Brief: Without the pictures, give the entries below again exactly as written.

[START Data for this exercise]

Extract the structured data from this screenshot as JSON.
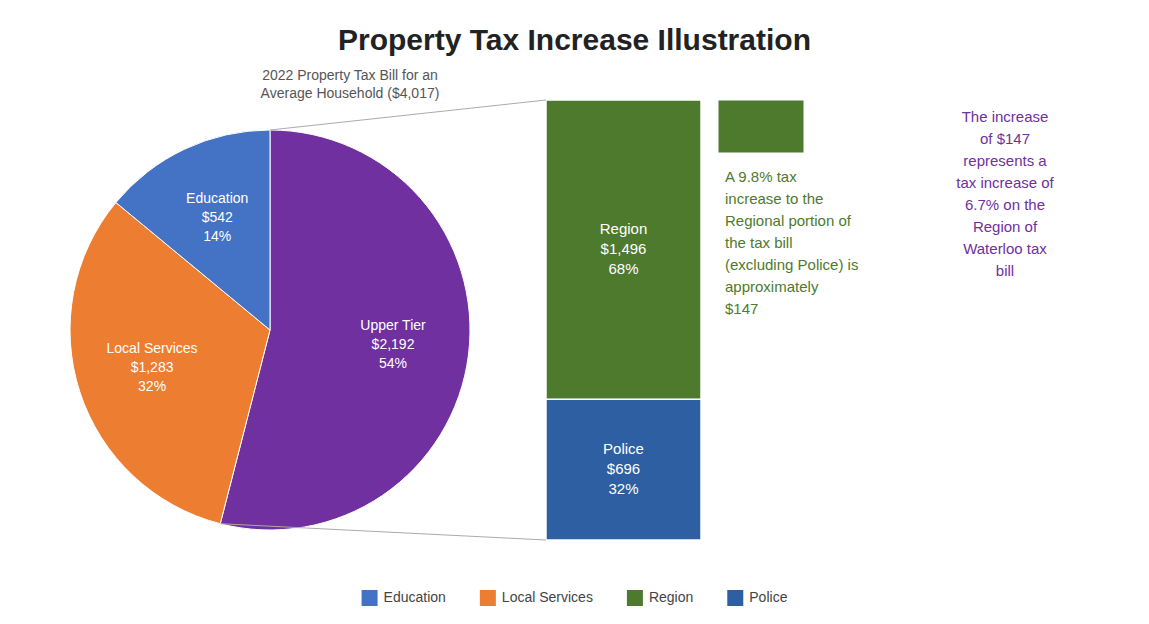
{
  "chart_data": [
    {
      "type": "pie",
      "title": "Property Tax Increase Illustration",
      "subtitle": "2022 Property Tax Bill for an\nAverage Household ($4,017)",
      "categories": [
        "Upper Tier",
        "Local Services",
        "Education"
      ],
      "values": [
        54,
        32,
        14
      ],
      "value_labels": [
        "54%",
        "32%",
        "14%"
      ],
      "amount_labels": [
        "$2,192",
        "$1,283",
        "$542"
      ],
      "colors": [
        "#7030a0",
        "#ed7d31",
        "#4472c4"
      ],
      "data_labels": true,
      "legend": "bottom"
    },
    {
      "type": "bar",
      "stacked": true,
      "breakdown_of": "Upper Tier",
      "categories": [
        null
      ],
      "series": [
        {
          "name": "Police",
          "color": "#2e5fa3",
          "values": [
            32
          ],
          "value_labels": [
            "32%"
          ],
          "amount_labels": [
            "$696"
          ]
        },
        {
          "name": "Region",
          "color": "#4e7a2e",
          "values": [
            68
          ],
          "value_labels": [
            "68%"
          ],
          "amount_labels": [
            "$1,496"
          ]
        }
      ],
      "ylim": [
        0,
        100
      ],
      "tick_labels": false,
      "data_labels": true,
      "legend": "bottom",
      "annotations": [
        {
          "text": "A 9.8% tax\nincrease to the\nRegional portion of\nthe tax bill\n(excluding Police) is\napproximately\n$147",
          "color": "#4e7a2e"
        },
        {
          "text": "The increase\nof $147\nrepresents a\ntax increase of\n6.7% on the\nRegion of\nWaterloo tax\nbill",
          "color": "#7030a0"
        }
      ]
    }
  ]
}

[END Data for this exercise]

Result below:
Extract the structured data from this screenshot as JSON.
{
  "chart_data": [
    {
      "type": "pie",
      "title": "Property Tax Increase Illustration",
      "subtitle": "2022 Property Tax Bill for an\nAverage Household ($4,017)",
      "categories": [
        "Upper Tier",
        "Local Services",
        "Education"
      ],
      "values": [
        54,
        32,
        14
      ],
      "value_labels": [
        "54%",
        "32%",
        "14%"
      ],
      "amount_labels": [
        "$2,192",
        "$1,283",
        "$542"
      ],
      "colors": [
        "#7030a0",
        "#ed7d31",
        "#4472c4"
      ],
      "data_labels": true,
      "legend": "bottom"
    },
    {
      "type": "bar",
      "stacked": true,
      "breakdown_of": "Upper Tier",
      "categories": [
        null
      ],
      "series": [
        {
          "name": "Police",
          "color": "#2e5fa3",
          "values": [
            32
          ],
          "value_labels": [
            "32%"
          ],
          "amount_labels": [
            "$696"
          ]
        },
        {
          "name": "Region",
          "color": "#4e7a2e",
          "values": [
            68
          ],
          "value_labels": [
            "68%"
          ],
          "amount_labels": [
            "$1,496"
          ]
        }
      ],
      "ylim": [
        0,
        100
      ],
      "tick_labels": false,
      "data_labels": true,
      "legend": "bottom",
      "annotations": [
        {
          "text": "A 9.8% tax\nincrease to the\nRegional portion of\nthe tax bill\n(excluding Police) is\napproximately\n$147",
          "color": "#4e7a2e"
        },
        {
          "text": "The increase\nof $147\nrepresents a\ntax increase of\n6.7% on the\nRegion of\nWaterloo tax\nbill",
          "color": "#7030a0"
        }
      ]
    }
  ]
}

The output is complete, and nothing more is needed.